TASK REQUIREMENTS: In the entries below, find every line with "Increment" and copy it.
════════════════
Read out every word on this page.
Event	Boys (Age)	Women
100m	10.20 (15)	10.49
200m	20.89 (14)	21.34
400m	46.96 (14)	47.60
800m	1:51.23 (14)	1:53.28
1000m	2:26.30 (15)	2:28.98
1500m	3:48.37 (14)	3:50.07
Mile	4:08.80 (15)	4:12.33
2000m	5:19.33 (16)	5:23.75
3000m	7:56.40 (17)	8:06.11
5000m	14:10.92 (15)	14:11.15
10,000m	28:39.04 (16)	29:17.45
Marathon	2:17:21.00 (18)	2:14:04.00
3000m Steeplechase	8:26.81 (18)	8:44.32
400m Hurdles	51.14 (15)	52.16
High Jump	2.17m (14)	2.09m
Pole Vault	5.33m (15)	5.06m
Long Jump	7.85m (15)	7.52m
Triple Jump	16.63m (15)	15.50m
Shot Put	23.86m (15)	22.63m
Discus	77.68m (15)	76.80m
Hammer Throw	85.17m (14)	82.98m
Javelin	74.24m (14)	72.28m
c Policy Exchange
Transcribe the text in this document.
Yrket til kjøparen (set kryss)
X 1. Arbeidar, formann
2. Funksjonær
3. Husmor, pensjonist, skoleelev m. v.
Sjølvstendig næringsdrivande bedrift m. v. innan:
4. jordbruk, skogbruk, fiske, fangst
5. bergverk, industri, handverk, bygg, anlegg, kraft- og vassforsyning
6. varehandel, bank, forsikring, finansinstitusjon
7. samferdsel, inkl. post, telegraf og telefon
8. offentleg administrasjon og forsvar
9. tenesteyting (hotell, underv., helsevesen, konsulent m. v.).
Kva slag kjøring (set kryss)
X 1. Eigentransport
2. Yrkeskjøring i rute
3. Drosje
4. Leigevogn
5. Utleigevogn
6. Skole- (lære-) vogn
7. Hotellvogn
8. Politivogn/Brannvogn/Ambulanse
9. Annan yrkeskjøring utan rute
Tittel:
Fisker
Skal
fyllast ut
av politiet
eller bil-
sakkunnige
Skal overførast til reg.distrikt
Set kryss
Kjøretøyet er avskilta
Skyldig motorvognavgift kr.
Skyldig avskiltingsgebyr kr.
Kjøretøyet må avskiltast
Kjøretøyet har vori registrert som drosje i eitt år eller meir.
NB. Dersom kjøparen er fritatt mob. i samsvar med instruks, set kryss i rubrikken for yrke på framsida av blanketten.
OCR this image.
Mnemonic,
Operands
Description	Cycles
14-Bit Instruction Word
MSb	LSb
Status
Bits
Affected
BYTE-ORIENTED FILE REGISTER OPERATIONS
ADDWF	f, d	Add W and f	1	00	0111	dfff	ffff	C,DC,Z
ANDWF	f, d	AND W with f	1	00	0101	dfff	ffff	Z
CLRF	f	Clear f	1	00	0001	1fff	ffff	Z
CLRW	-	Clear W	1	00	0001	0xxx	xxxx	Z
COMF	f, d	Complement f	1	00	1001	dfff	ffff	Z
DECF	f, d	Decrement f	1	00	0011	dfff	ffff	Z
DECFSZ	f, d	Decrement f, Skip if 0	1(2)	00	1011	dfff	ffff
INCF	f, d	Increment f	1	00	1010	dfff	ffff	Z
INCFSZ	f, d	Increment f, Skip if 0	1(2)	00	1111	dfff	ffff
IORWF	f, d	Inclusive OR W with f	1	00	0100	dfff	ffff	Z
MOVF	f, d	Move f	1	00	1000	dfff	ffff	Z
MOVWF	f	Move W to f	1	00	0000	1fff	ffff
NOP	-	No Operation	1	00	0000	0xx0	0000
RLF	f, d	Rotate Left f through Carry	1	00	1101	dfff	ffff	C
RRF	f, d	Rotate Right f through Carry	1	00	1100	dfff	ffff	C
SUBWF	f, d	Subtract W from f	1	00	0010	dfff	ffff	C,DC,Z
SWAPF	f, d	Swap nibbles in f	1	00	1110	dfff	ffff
════════════════
WRITTEN ANSWER:
INCF	f, d	Increment f	1	00	1010	dfff	ffff	Z
INCFSZ	f, d	Increment f, Skip if 0	1(2)	00	1111	dfff	ffff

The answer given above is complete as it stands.